Using the data below, copy every line that contains the word "лицами".

*-*-*

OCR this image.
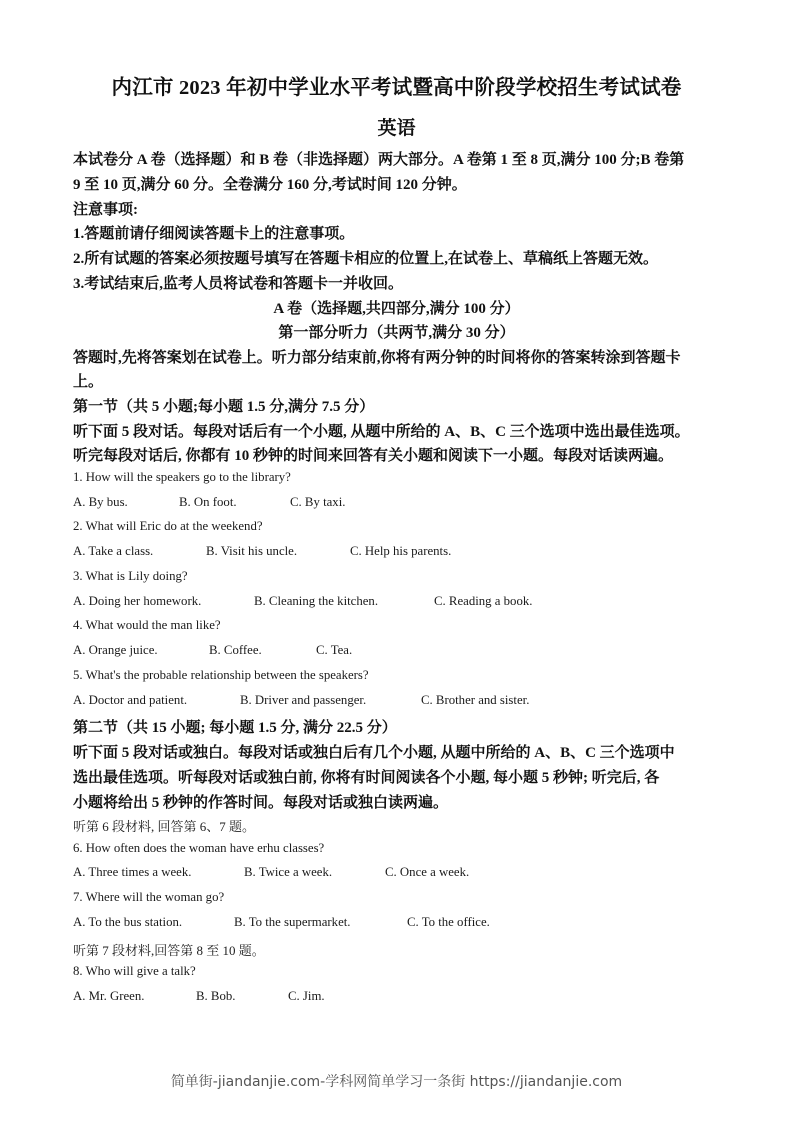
内江市 2023 年初中学业水平考试暨高中阶段学校招生考试试卷
英语
本试卷分 A 卷（选择题）和 B 卷（非选择题）两大部分。A 卷第 1 至 8 页,满分 100 分;B 卷第
9 至 10 页,满分 60 分。全卷满分 160 分,考试时间 120 分钟。
注意事项:
1.答题前请仔细阅读答题卡上的注意事项。
2.所有试题的答案必须按题号填写在答题卡相应的位置上,在试卷上、草稿纸上答题无效。
3.考试结束后,监考人员将试卷和答题卡一并收回。
A 卷（选择题,共四部分,满分 100 分）
第一部分听力（共两节,满分 30 分）
答题时,先将答案划在试卷上。听力部分结束前,你将有两分钟的时间将你的答案转涂到答题卡
上。
第一节（共 5 小题;每小题 1.5 分,满分 7.5 分）
听下面 5 段对话。每段对话后有一个小题, 从题中所给的 A、B、C 三个选项中选出最佳选项。
听完每段对话后, 你都有 10 秒钟的时间来回答有关小题和阅读下一小题。每段对话读两遍。
1. How will the speakers go to the library?
A. By bus.	B. On foot.	C. By taxi.
2. What will Eric do at the weekend?
A. Take a class.	B. Visit his uncle.	C. Help his parents.
3. What is Lily doing?
A. Doing her homework.	B. Cleaning the kitchen.	C. Reading a book.
4. What would the man like?
A. Orange juice.	B. Coffee.	C. Tea.
5. What's the probable relationship between the speakers?
A. Doctor and patient.	B. Driver and passenger.	C. Brother and sister.
第二节（共 15 小题; 每小题 1.5 分, 满分 22.5 分）
听下面 5 段对话或独白。每段对话或独白后有几个小题, 从题中所给的 A、B、C 三个选项中
选出最佳选项。听每段对话或独白前, 你将有时间阅读各个小题, 每小题 5 秒钟; 听完后, 各
小题将给出 5 秒钟的作答时间。每段对话或独白读两遍。
听第 6 段材料, 回答第 6、7 题。
6. How often does the woman have erhu classes?
A. Three times a week.	B. Twice a week.	C. Once a week.
7. Where will the woman go?
A. To the bus station.	B. To the supermarket.	C. To the office.
听第 7 段材料,回答第 8 至 10 题。
8. Who will give a talk?
A. Mr. Green.	B. Bob.	C. Jim.
简单街-jiandanjie.com-学科网简单学习一条街 https://jiandanjie.com
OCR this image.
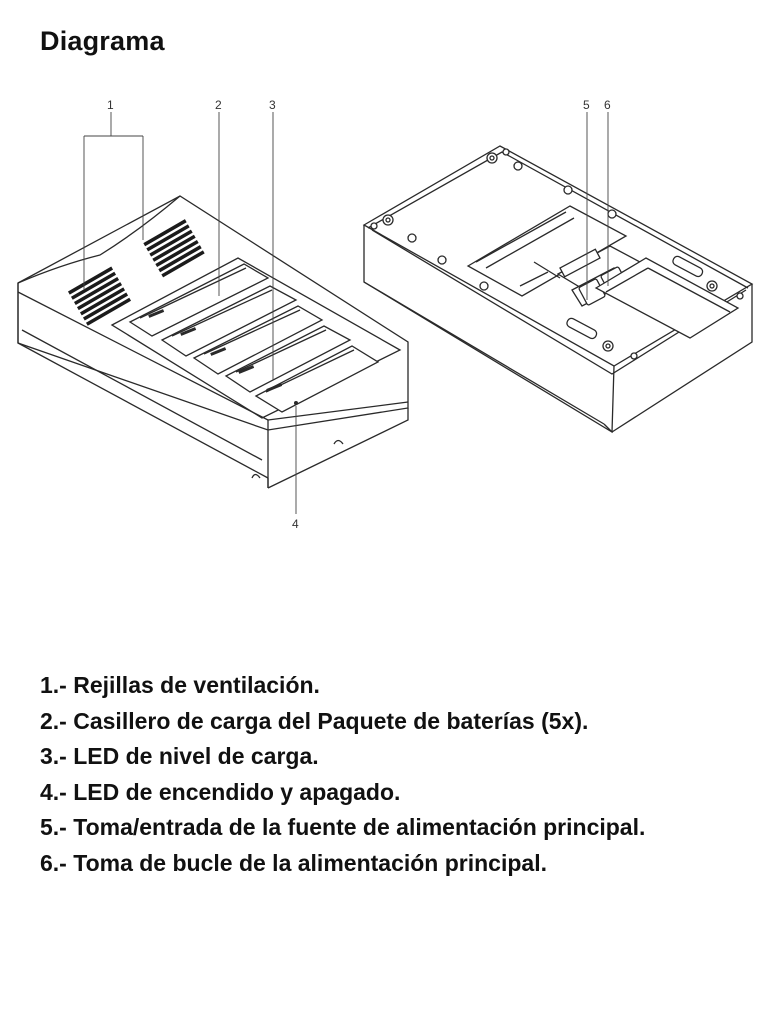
Diagrama
1	2	3
4
5 6
1.- Rejillas de ventilación.
2.- Casillero de carga del Paquete de baterías (5x).
3.- LED de nivel de carga.
4.- LED de encendido y apagado.
5.- Toma/entrada de la fuente de alimentación principal.
6.- Toma de bucle de la alimentación principal.
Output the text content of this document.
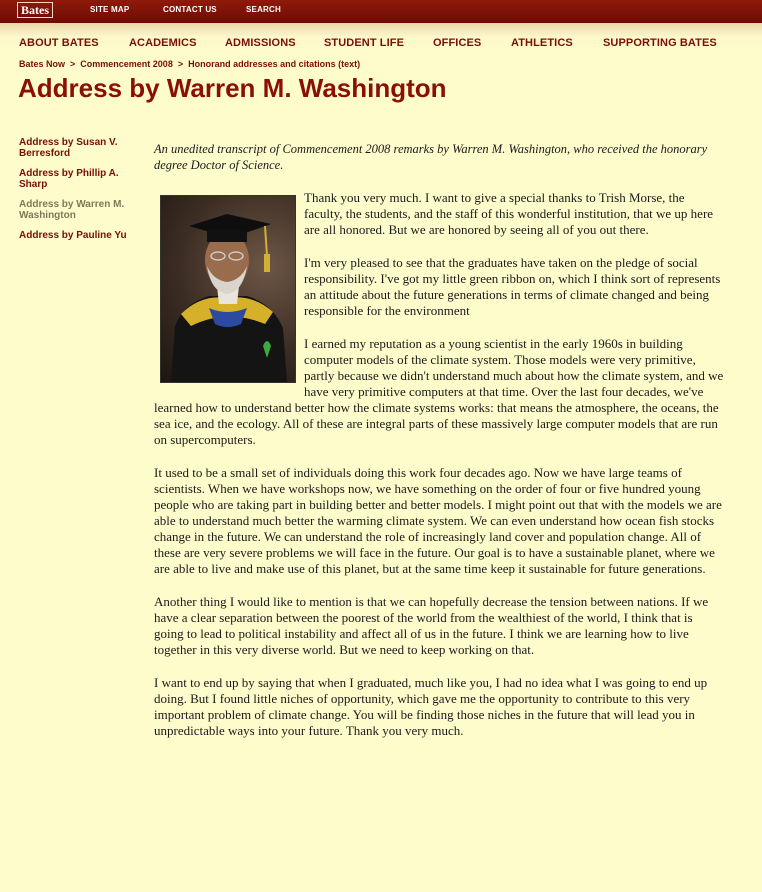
Bates	SITE MAP	CONTACT US	SEARCH
ABOUT BATES	ACADEMICS	ADMISSIONS	STUDENT LIFE	OFFICES	ATHLETICS	SUPPORTING BATES
Bates Now > Commencement 2008 > Honorand addresses and citations (text)
Address by Warren M. Washington
Address by Susan V. Berresford
Address by Phillip A. Sharp
Address by Warren M. Washington
Address by Pauline Yu

An unedited transcript of Commencement 2008 remarks by Warren M. Washington, who received the honorary degree Doctor of Science.

Thank you very much. I want to give a special thanks to Trish Morse, the faculty, the students, and the staff of this wonderful institution, that we up here are all honored. But we are honored by seeing all of you out there.

I'm very pleased to see that the graduates have taken on the pledge of social responsibility. I've got my little green ribbon on, which I think sort of represents an attitude about the future generations in terms of climate changed and being responsible for the environment

I earned my reputation as a young scientist in the early 1960s in building computer models of the climate system. Those models were very primitive, partly because we didn't understand much about how the climate system, and we have very primitive computers at that time. Over the last four decades, we've learned how to understand better how the climate systems works: that means the atmosphere, the oceans, the sea ice, and the ecology. All of these are integral parts of these massively large computer models that are run on supercomputers.

It used to be a small set of individuals doing this work four decades ago. Now we have large teams of scientists. When we have workshops now, we have something on the order of four or five hundred young people who are taking part in building better and better models. I might point out that with the models we are able to understand much better the warming climate system. We can even understand how ocean fish stocks change in the future. We can understand the role of increasingly land cover and population change. All of these are very severe problems we will face in the future. Our goal is to have a sustainable planet, where we are able to live and make use of this planet, but at the same time keep it sustainable for future generations.

Another thing I would like to mention is that we can hopefully decrease the tension between nations. If we have a clear separation between the poorest of the world from the wealthiest of the world, I think that is going to lead to political instability and affect all of us in the future. I think we are learning how to live together in this very diverse world. But we need to keep working on that.

I want to end up by saying that when I graduated, much like you, I had no idea what I was going to end up doing. But I found little niches of opportunity, which gave me the opportunity to contribute to this very important problem of climate change. You will be finding those niches in the future that will lead you in unpredictable ways into your future. Thank you very much.
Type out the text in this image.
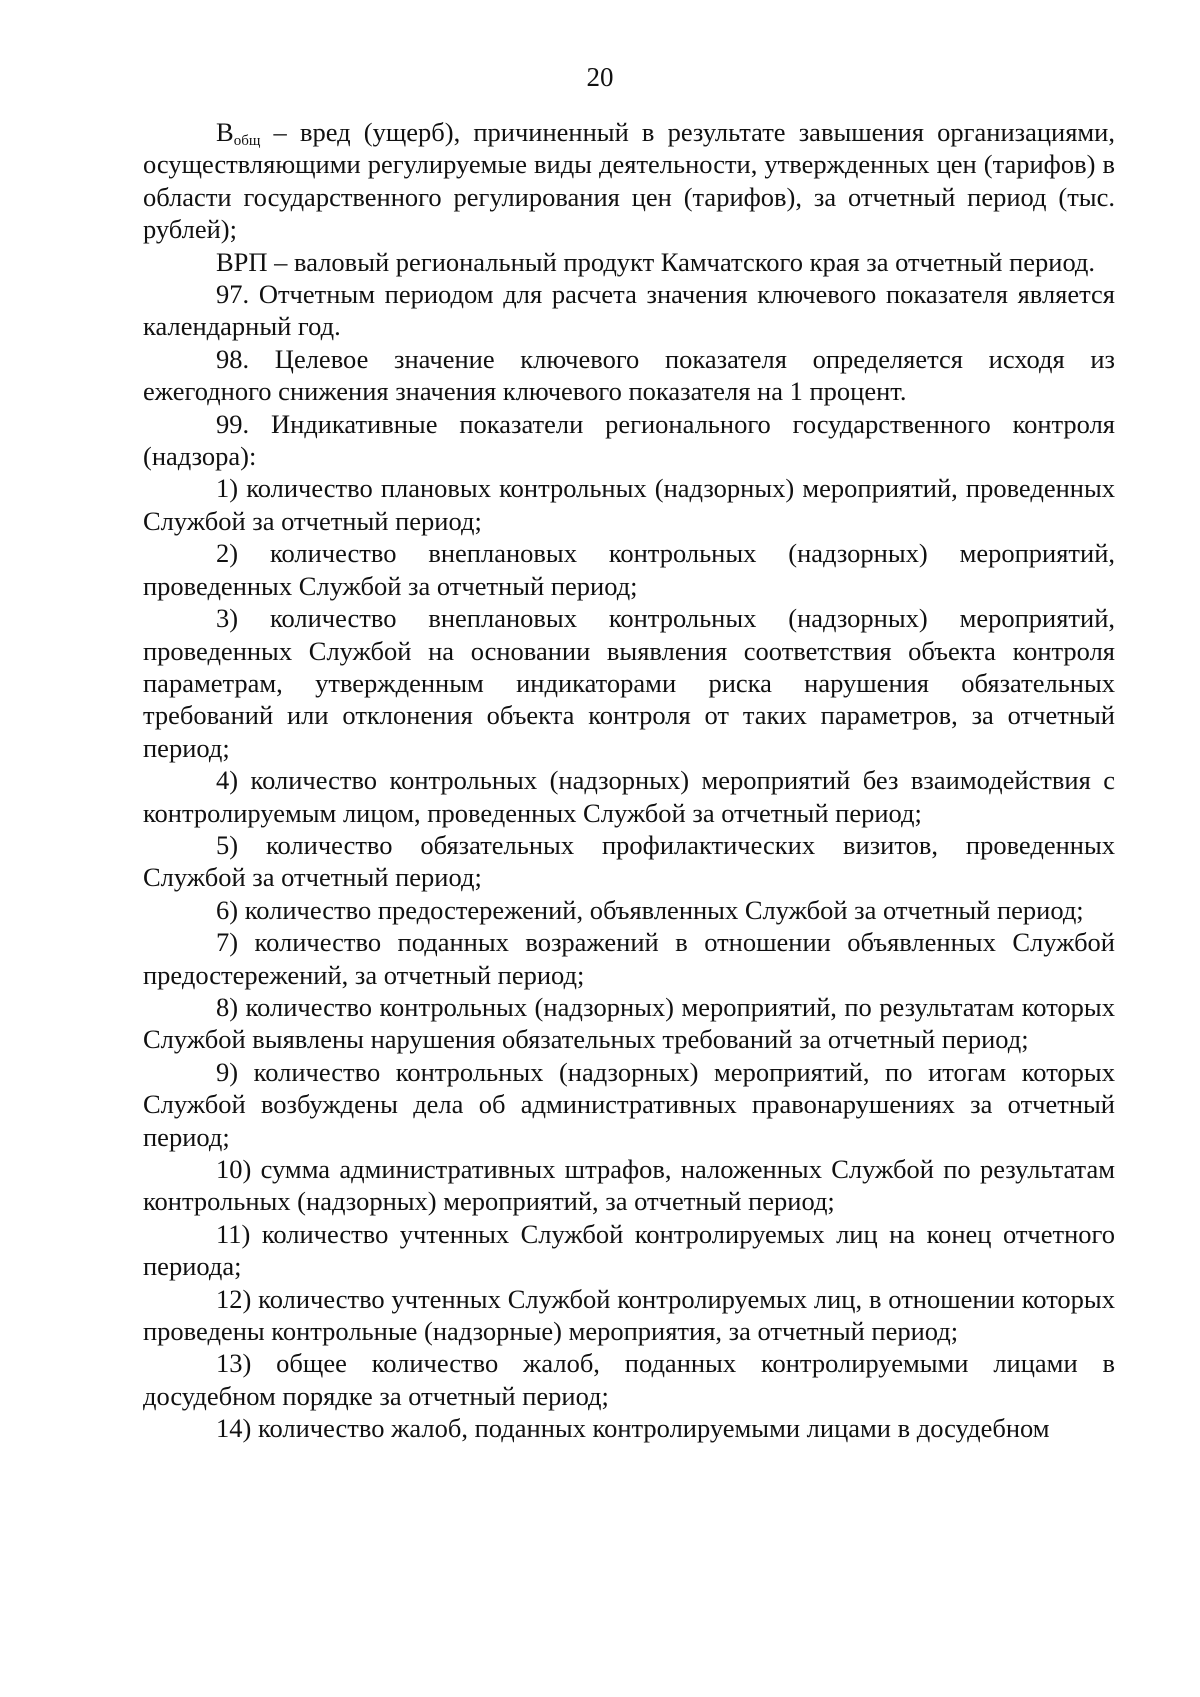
20

$В_{общ}$ – вред (ущерб), причиненный в результате завышения организациями, осуществляющими регулируемые виды деятельности, утвержденных цен (тарифов) в области государственного регулирования цен (тарифов), за отчетный период (тыс. рублей);

ВРП – валовый региональный продукт Камчатского края за отчетный период.

97. Отчетным периодом для расчета значения ключевого показателя является календарный год.

98. Целевое значение ключевого показателя определяется исходя из ежегодного снижения значения ключевого показателя на 1 процент.

99. Индикативные показатели регионального государственного контроля (надзора):

1) количество плановых контрольных (надзорных) мероприятий, проведенных Службой за отчетный период;

2) количество внеплановых контрольных (надзорных) мероприятий, проведенных Службой за отчетный период;

3) количество внеплановых контрольных (надзорных) мероприятий, проведенных Службой на основании выявления соответствия объекта контроля параметрам, утвержденным индикаторами риска нарушения обязательных требований или отклонения объекта контроля от таких параметров, за отчетный период;

4) количество контрольных (надзорных) мероприятий без взаимодействия с контролируемым лицом, проведенных Службой за отчетный период;

5) количество обязательных профилактических визитов, проведенных Службой за отчетный период;

6) количество предостережений, объявленных Службой за отчетный период;

7) количество поданных возражений в отношении объявленных Службой предостережений, за отчетный период;

8) количество контрольных (надзорных) мероприятий, по результатам которых Службой выявлены нарушения обязательных требований за отчетный период;

9) количество контрольных (надзорных) мероприятий, по итогам которых Службой возбуждены дела об административных правонарушениях за отчетный период;

10) сумма административных штрафов, наложенных Службой по результатам контрольных (надзорных) мероприятий, за отчетный период;

11) количество учтенных Службой контролируемых лиц на конец отчетного периода;

12) количество учтенных Службой контролируемых лиц, в отношении которых проведены контрольные (надзорные) мероприятия, за отчетный период;

13) общее количество жалоб, поданных контролируемыми лицами в досудебном порядке за отчетный период;

14) количество жалоб, поданных контролируемыми лицами в досудебном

*-*-*

▶ RESULT FOR THIS EXERCISE
13) общее количество жалоб, поданных контролируемыми лицами в досудебном порядке за отчетный период;
14) количество жалоб, поданных контролируемыми лицами в досудебном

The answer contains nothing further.